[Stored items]

——————————

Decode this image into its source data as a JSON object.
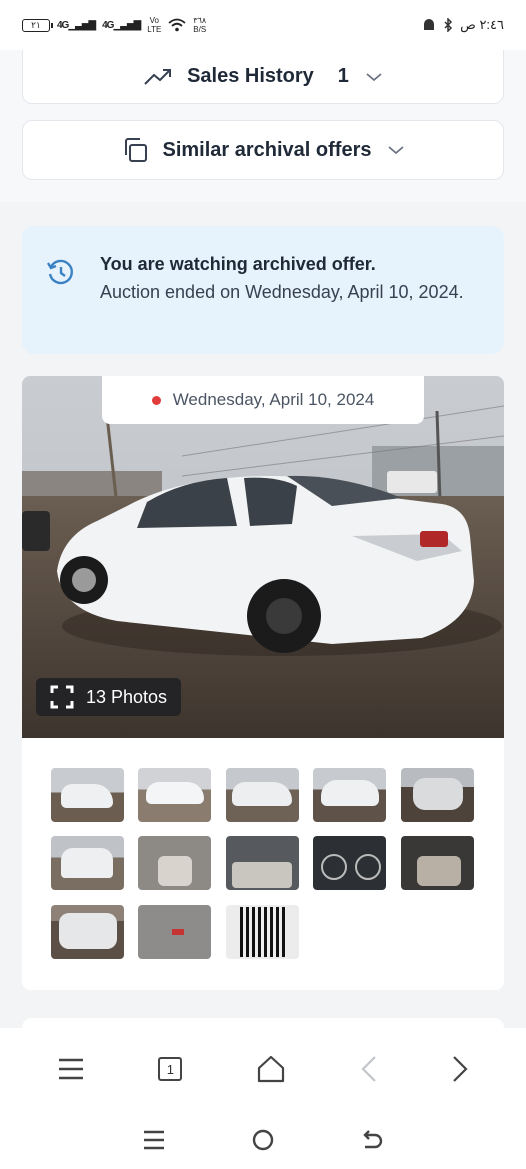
{
  "status_bar": {
    "battery": "٢١",
    "signal_1": "4G",
    "signal_2": "4G",
    "volte_top": "Vo",
    "volte_bottom": "LTE",
    "speed_top": "٣٦٨",
    "speed_bottom": "B/S",
    "time": "٢:٤٦ ص"
  },
  "accordions": {
    "sales_history_label": "Sales History",
    "sales_history_count": "1",
    "similar_offers_label": "Similar archival offers"
  },
  "notice": {
    "title": "You are watching archived offer.",
    "body": "Auction ended on Wednesday, April 10, 2024."
  },
  "gallery": {
    "date": "Wednesday, April 10, 2024",
    "photos_label": "13 Photos",
    "thumbnails": [
      "car-front-left",
      "car-side-left",
      "car-side-left-2",
      "car-front-right",
      "car-front-damage",
      "car-rear",
      "interior-front-seats",
      "interior-dashboard",
      "instrument-cluster",
      "interior-rear-seats",
      "front-crash",
      "ground-debris",
      "window-sticker"
    ]
  },
  "browser_nav": {
    "tab_count": "1",
    "icons": [
      "menu-icon",
      "tabs-icon",
      "home-icon",
      "back-icon",
      "forward-icon"
    ]
  },
  "colors": {
    "notice_bg": "#e7f3fc",
    "notice_icon": "#3b82c4",
    "live_dot": "#e23b3b"
  }
}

——————————

What you have to do. The records above must be echoed exactly, minus their pictures.

The output.
Decode this image into its source data as a JSON object.
{
  "status_bar": {
    "battery": "٢١",
    "signal_1": "4G",
    "signal_2": "4G",
    "volte_top": "Vo",
    "volte_bottom": "LTE",
    "speed_top": "٣٦٨",
    "speed_bottom": "B/S",
    "time": "٢:٤٦ ص"
  },
  "accordions": {
    "sales_history_label": "Sales History",
    "sales_history_count": "1",
    "similar_offers_label": "Similar archival offers"
  },
  "notice": {
    "title": "You are watching archived offer.",
    "body": "Auction ended on Wednesday, April 10, 2024."
  },
  "gallery": {
    "date": "Wednesday, April 10, 2024",
    "photos_label": "13 Photos",
    "thumbnails": [
      "car-front-left",
      "car-side-left",
      "car-side-left-2",
      "car-front-right",
      "car-front-damage",
      "car-rear",
      "interior-front-seats",
      "interior-dashboard",
      "instrument-cluster",
      "interior-rear-seats",
      "front-crash",
      "ground-debris",
      "window-sticker"
    ]
  },
  "browser_nav": {
    "tab_count": "1",
    "icons": [
      "menu-icon",
      "tabs-icon",
      "home-icon",
      "back-icon",
      "forward-icon"
    ]
  },
  "colors": {
    "notice_bg": "#e7f3fc",
    "notice_icon": "#3b82c4",
    "live_dot": "#e23b3b"
  }
}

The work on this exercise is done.